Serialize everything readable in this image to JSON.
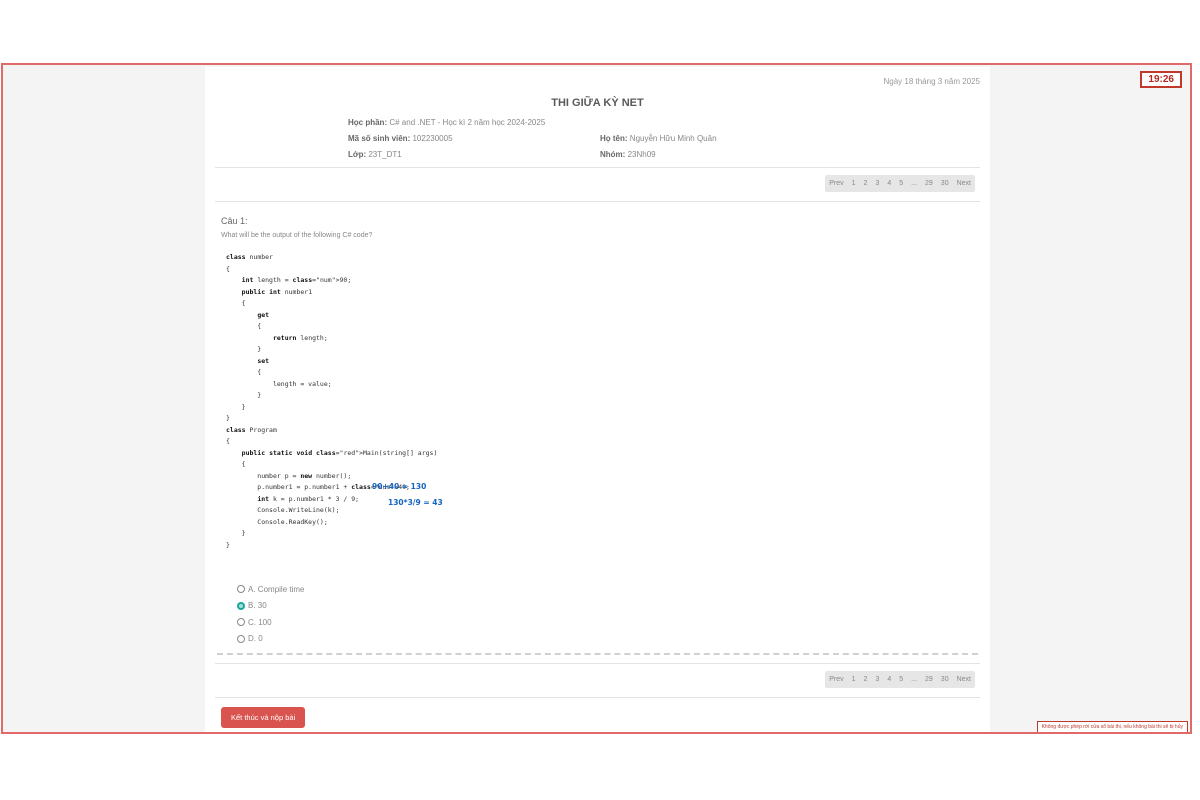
{
  "timer": "19:26",
  "header": {
    "date": "Ngày 18 tháng 3 năm 2025",
    "title": "THI GIỮA KỲ NET",
    "course_label": "Học phần:",
    "course_value": "C# and .NET - Học kì 2 năm học 2024-2025",
    "student_id_label": "Mã số sinh viên:",
    "student_id_value": "102230005",
    "name_label": "Họ tên:",
    "name_value": "Nguyễn Hữu Minh Quân",
    "class_label": "Lớp:",
    "class_value": "23T_DT1",
    "group_label": "Nhóm:",
    "group_value": "23Nh09"
  },
  "pagination": {
    "prev": "Prev",
    "pages": [
      "1",
      "2",
      "3",
      "4",
      "5",
      "...",
      "29",
      "30"
    ],
    "current": "1",
    "next": "Next"
  },
  "question": {
    "title": "Câu 1:",
    "text": "What will be the output of the following C# code?",
    "code": [
      "class number",
      "{",
      "    int length = 90;",
      "    public int number1",
      "    {",
      "        get",
      "        {",
      "            return length;",
      "        }",
      "        set",
      "        {",
      "            length = value;",
      "        }",
      "    }",
      "}",
      "class Program",
      "{",
      "    public static void Main(string[] args)",
      "    {",
      "        number p = new number();",
      "        p.number1 = p.number1 + 40;",
      "        int k = p.number1 * 3 / 9;",
      "        Console.WriteLine(k);",
      "        Console.ReadKey();",
      "    }",
      "}"
    ],
    "annotations": [
      "90+40 = 130",
      "130*3/9 = 43"
    ],
    "options": [
      {
        "letter": "A.",
        "text": "Compile time"
      },
      {
        "letter": "B.",
        "text": "30"
      },
      {
        "letter": "C.",
        "text": "100"
      },
      {
        "letter": "D.",
        "text": "0"
      }
    ],
    "selected": "B."
  },
  "submit_label": "Kết thúc và nộp bài",
  "warning": "Không được phép rời cửa sổ bài thi, nếu không bài thi sẽ bị hủy",
  "colors": {
    "accent": "#d9534f",
    "selected_radio": "#1aa79c",
    "frame_border": "#e06a6a"
  }
}
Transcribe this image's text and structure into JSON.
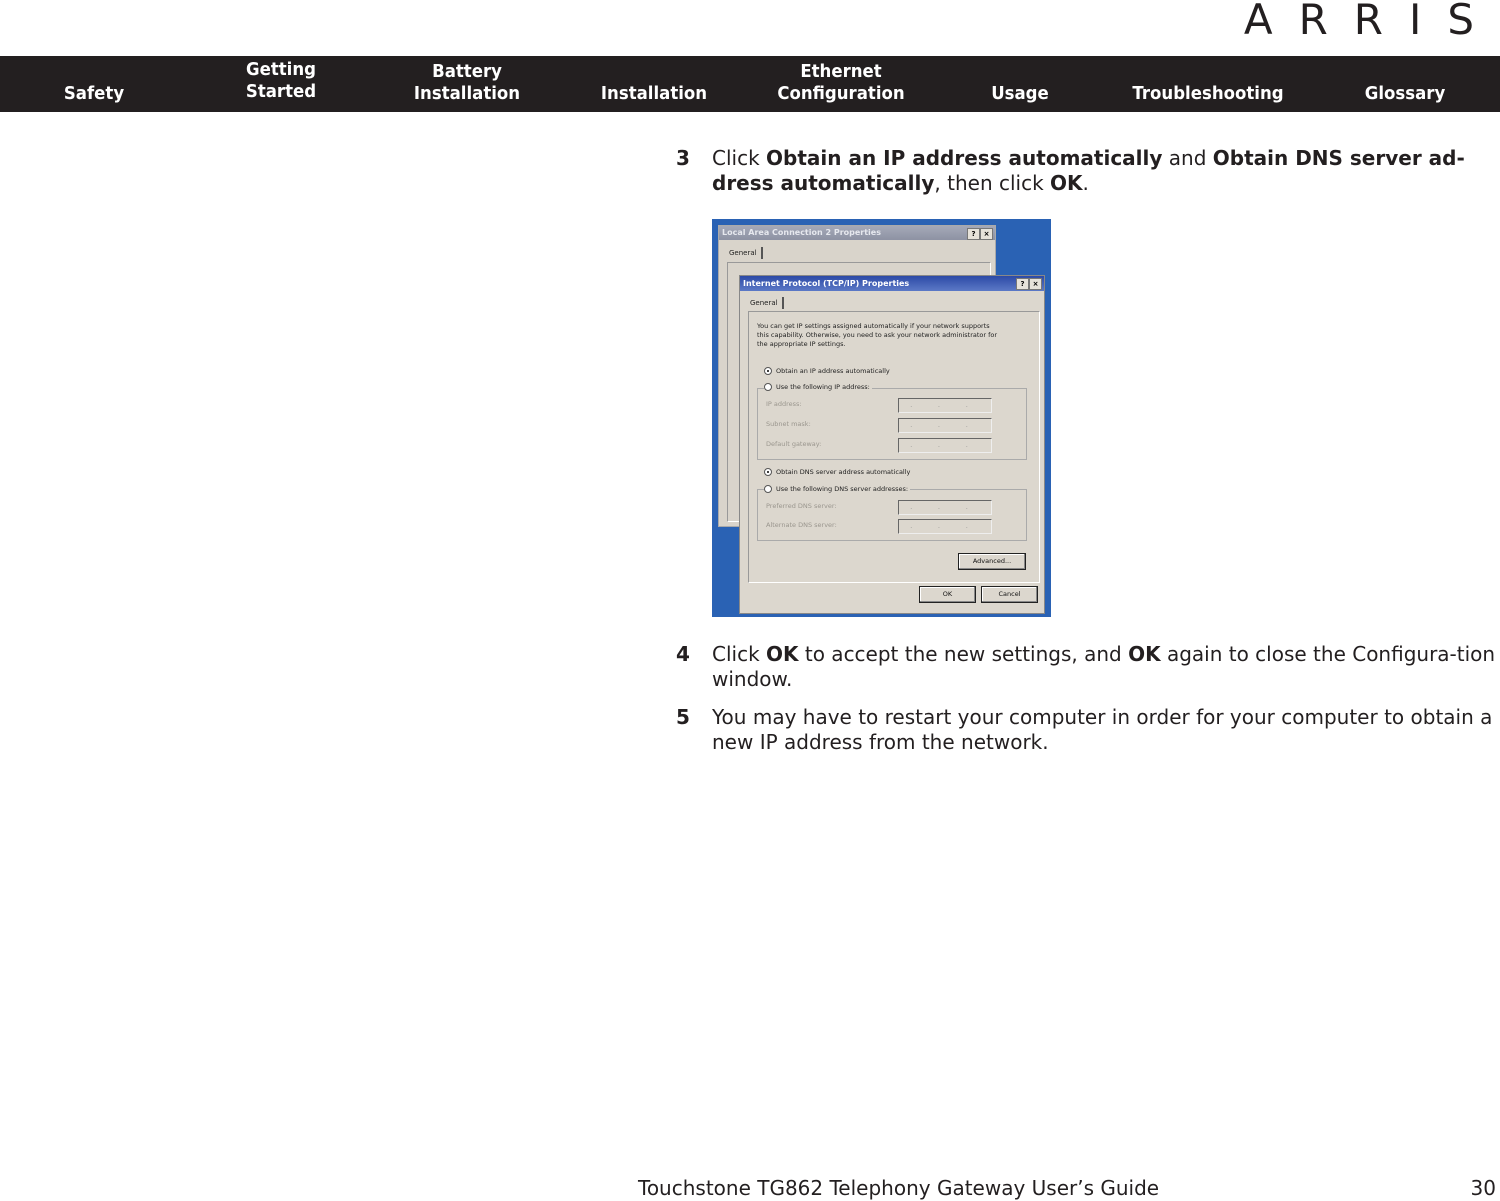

## INSTRUCTIONS FOR THE TASK
Pictures appear in the records above. Output everything except them, exactly.

## THE ANSWER
Serialize everything readable in this image to JSON.
{
  "timer": "19:26",
  "header": {
    "date": "Ngày 18 tháng 3 năm 2025",
    "title": "THI GIỮA KỲ NET",
    "course_label": "Học phần:",
    "course_value": "C# and .NET - Học kì 2 năm học 2024-2025",
    "student_id_label": "Mã số sinh viên:",
    "student_id_value": "102230005",
    "name_label": "Họ tên:",
    "name_value": "Nguyễn Hữu Minh Quân",
    "class_label": "Lớp:",
    "class_value": "23T_DT1",
    "group_label": "Nhóm:",
    "group_value": "23Nh09"
  },
  "pagination": {
    "prev": "Prev",
    "pages": [
      "1",
      "2",
      "3",
      "4",
      "5",
      "...",
      "29",
      "30"
    ],
    "current": "1",
    "next": "Next"
  },
  "question": {
    "title": "Câu 1:",
    "text": "What will be the output of the following C# code?",
    "code": [
      "class number",
      "{",
      "    int length = 90;",
      "    public int number1",
      "    {",
      "        get",
      "        {",
      "            return length;",
      "        }",
      "        set",
      "        {",
      "            length = value;",
      "        }",
      "    }",
      "}",
      "class Program",
      "{",
      "    public static void Main(string[] args)",
      "    {",
      "        number p = new number();",
      "        p.number1 = p.number1 + 40;",
      "        int k = p.number1 * 3 / 9;",
      "        Console.WriteLine(k);",
      "        Console.ReadKey();",
      "    }",
      "}"
    ],
    "annotations": [
      "90+40 = 130",
      "130*3/9 = 43"
    ],
    "options": [
      {
        "letter": "A.",
        "text": "Compile time"
      },
      {
        "letter": "B.",
        "text": "30"
      },
      {
        "letter": "C.",
        "text": "100"
      },
      {
        "letter": "D.",
        "text": "0"
      }
    ],
    "selected": "B."
  },
  "submit_label": "Kết thúc và nộp bài",
  "warning": "Không được phép rời cửa sổ bài thi, nếu không bài thi sẽ bị hủy",
  "colors": {
    "accent": "#d9534f",
    "selected_radio": "#1aa79c",
    "frame_border": "#e06a6a"
  }
}
Transcribe this image's text and structure into JSON.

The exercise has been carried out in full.